* Job:
Transcribe the listing verbatim. Do not carry over any pictures.

* Records for this exercise:
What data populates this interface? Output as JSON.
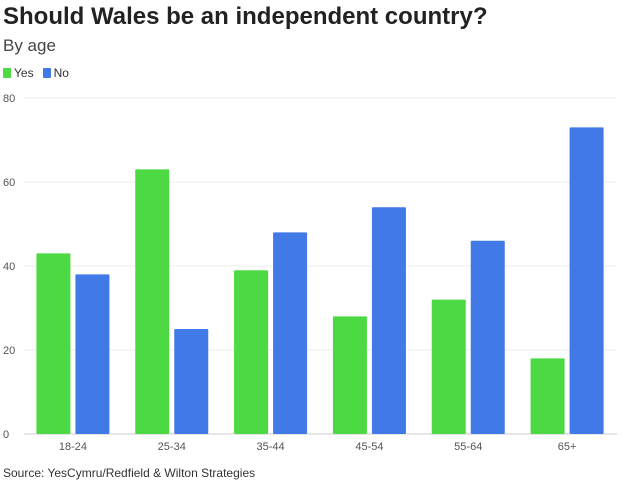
{
  "chart_data": {
    "type": "bar",
    "title": "Should Wales be an independent country?",
    "subtitle": "By age",
    "categories": [
      "18-24",
      "25-34",
      "35-44",
      "45-54",
      "55-64",
      "65+"
    ],
    "series": [
      {
        "name": "Yes",
        "color": "#4cd944",
        "values": [
          43,
          63,
          39,
          28,
          32,
          18
        ]
      },
      {
        "name": "No",
        "color": "#4179e6",
        "values": [
          38,
          25,
          48,
          54,
          46,
          73
        ]
      }
    ],
    "yticks": [
      "0",
      "20",
      "40",
      "60",
      "80"
    ],
    "ylim": [
      0,
      80
    ],
    "xlabel": "",
    "ylabel": "",
    "legend_position": "top-left",
    "grid": true,
    "source": "Source: YesCymru/Redfield & Wilton Strategies"
  }
}
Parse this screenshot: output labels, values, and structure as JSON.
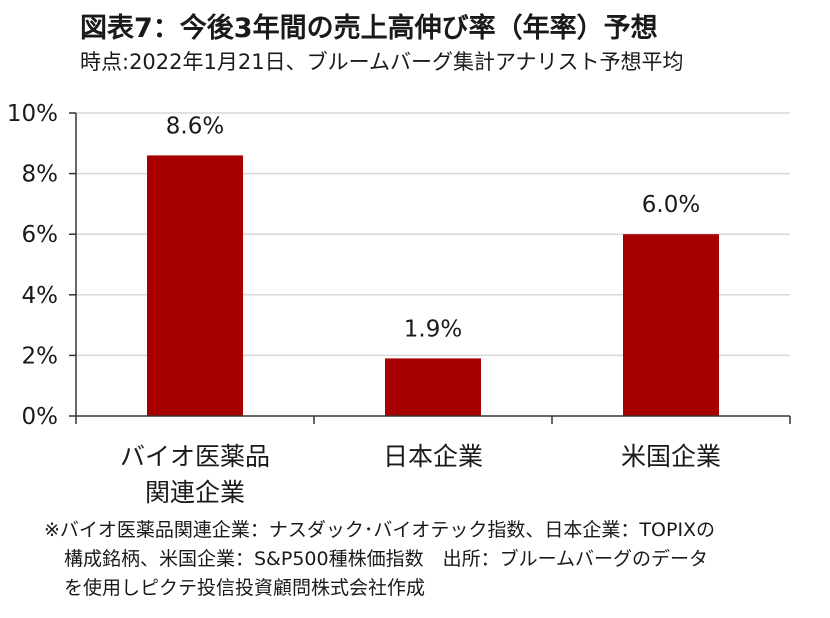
{
  "title": "図表7：今後3年間の売上高伸び率（年率）予想",
  "subtitle": "時点:2022年1月21日、ブルームバーグ集計アナリスト予想平均",
  "chart_data": {
    "type": "bar",
    "categories": [
      [
        "バイオ医薬品",
        "関連企業"
      ],
      [
        "日本企業"
      ],
      [
        "米国企業"
      ]
    ],
    "values": [
      8.6,
      1.9,
      6.0
    ],
    "data_labels": [
      "8.6%",
      "1.9%",
      "6.0%"
    ],
    "ylim": [
      0,
      10
    ],
    "yticks": [
      "0%",
      "2%",
      "4%",
      "6%",
      "8%",
      "10%"
    ],
    "bar_color": "#a80000",
    "grid": true
  },
  "notes": [
    "※バイオ医薬品関連企業：ナスダック･バイオテック指数、日本企業：TOPIXの",
    "構成銘柄、米国企業：S&P500種株価指数　出所：ブルームバーグのデータ",
    "を使用しピクテ投信投資顧問株式会社作成"
  ]
}
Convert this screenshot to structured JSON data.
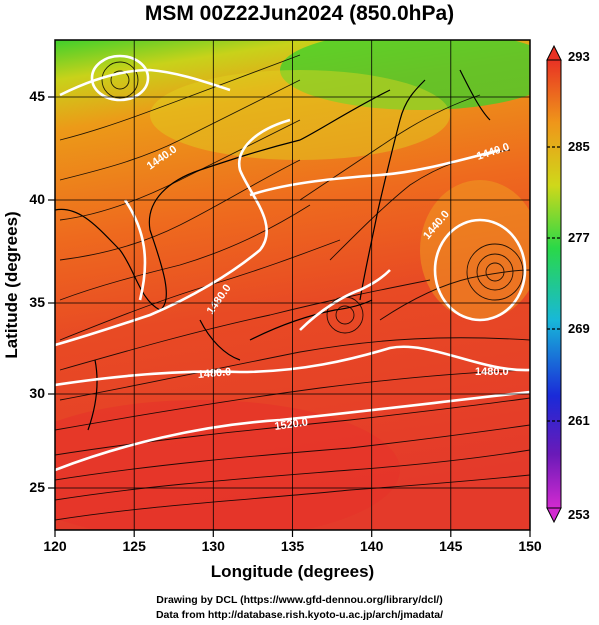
{
  "title": "MSM 00Z22Jun2024 (850.0hPa)",
  "x_axis": {
    "label": "Longitude (degrees)",
    "ticks": [
      "120",
      "125",
      "130",
      "135",
      "140",
      "145",
      "150"
    ]
  },
  "y_axis": {
    "label": "Latitude  (degrees)",
    "ticks": [
      "25",
      "30",
      "35",
      "40",
      "45"
    ]
  },
  "colorbar": {
    "ticks": [
      "293",
      "285",
      "277",
      "269",
      "261",
      "253"
    ]
  },
  "contour_labels": [
    "1440.0",
    "1480.0",
    "1480.0",
    "1480.0",
    "1520.0",
    "1440.0",
    "1440.0"
  ],
  "credits": {
    "line1": "Drawing by DCL (https://www.gfd-dennou.org/library/dcl/)",
    "line2": "Data from http://database.rish.kyoto-u.ac.jp/arch/jmadata/"
  },
  "colors": {
    "warm": "#e23a28",
    "orange": "#ef8a1c",
    "yellow": "#d8d418",
    "green": "#3ad42a",
    "contour": "#ffffff"
  }
}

* Written answer:
What data populates this interface? Output as JSON.
{
  "chart_data": {
    "type": "bar",
    "title": "Should Wales be an independent country?",
    "subtitle": "By age",
    "categories": [
      "18-24",
      "25-34",
      "35-44",
      "45-54",
      "55-64",
      "65+"
    ],
    "series": [
      {
        "name": "Yes",
        "color": "#4cd944",
        "values": [
          43,
          63,
          39,
          28,
          32,
          18
        ]
      },
      {
        "name": "No",
        "color": "#4179e6",
        "values": [
          38,
          25,
          48,
          54,
          46,
          73
        ]
      }
    ],
    "yticks": [
      "0",
      "20",
      "40",
      "60",
      "80"
    ],
    "ylim": [
      0,
      80
    ],
    "xlabel": "",
    "ylabel": "",
    "legend_position": "top-left",
    "grid": true,
    "source": "Source: YesCymru/Redfield & Wilton Strategies"
  }
}
Parse this screenshot: output labels, values, and structure as JSON.
{
  "title": "図表7：今後3年間の売上高伸び率（年率）予想",
  "subtitle": "時点:2022年1月21日、ブルームバーグ集計アナリスト予想平均",
  "chart_data": {
    "type": "bar",
    "categories": [
      [
        "バイオ医薬品",
        "関連企業"
      ],
      [
        "日本企業"
      ],
      [
        "米国企業"
      ]
    ],
    "values": [
      8.6,
      1.9,
      6.0
    ],
    "data_labels": [
      "8.6%",
      "1.9%",
      "6.0%"
    ],
    "ylim": [
      0,
      10
    ],
    "yticks": [
      "0%",
      "2%",
      "4%",
      "6%",
      "8%",
      "10%"
    ],
    "bar_color": "#a80000",
    "grid": true
  },
  "notes": [
    "※バイオ医薬品関連企業：ナスダック･バイオテック指数、日本企業：TOPIXの",
    "構成銘柄、米国企業：S&P500種株価指数　出所：ブルームバーグのデータ",
    "を使用しピクテ投信投資顧問株式会社作成"
  ]
}
Convert this screenshot to structured JSON data.
{
  "title": "MSM 00Z22Jun2024 (850.0hPa)",
  "x_axis": {
    "label": "Longitude (degrees)",
    "ticks": [
      "120",
      "125",
      "130",
      "135",
      "140",
      "145",
      "150"
    ]
  },
  "y_axis": {
    "label": "Latitude  (degrees)",
    "ticks": [
      "25",
      "30",
      "35",
      "40",
      "45"
    ]
  },
  "colorbar": {
    "ticks": [
      "293",
      "285",
      "277",
      "269",
      "261",
      "253"
    ]
  },
  "contour_labels": [
    "1440.0",
    "1480.0",
    "1480.0",
    "1480.0",
    "1520.0",
    "1440.0",
    "1440.0"
  ],
  "credits": {
    "line1": "Drawing by DCL (https://www.gfd-dennou.org/library/dcl/)",
    "line2": "Data from http://database.rish.kyoto-u.ac.jp/arch/jmadata/"
  },
  "colors": {
    "warm": "#e23a28",
    "orange": "#ef8a1c",
    "yellow": "#d8d418",
    "green": "#3ad42a",
    "contour": "#ffffff"
  }
}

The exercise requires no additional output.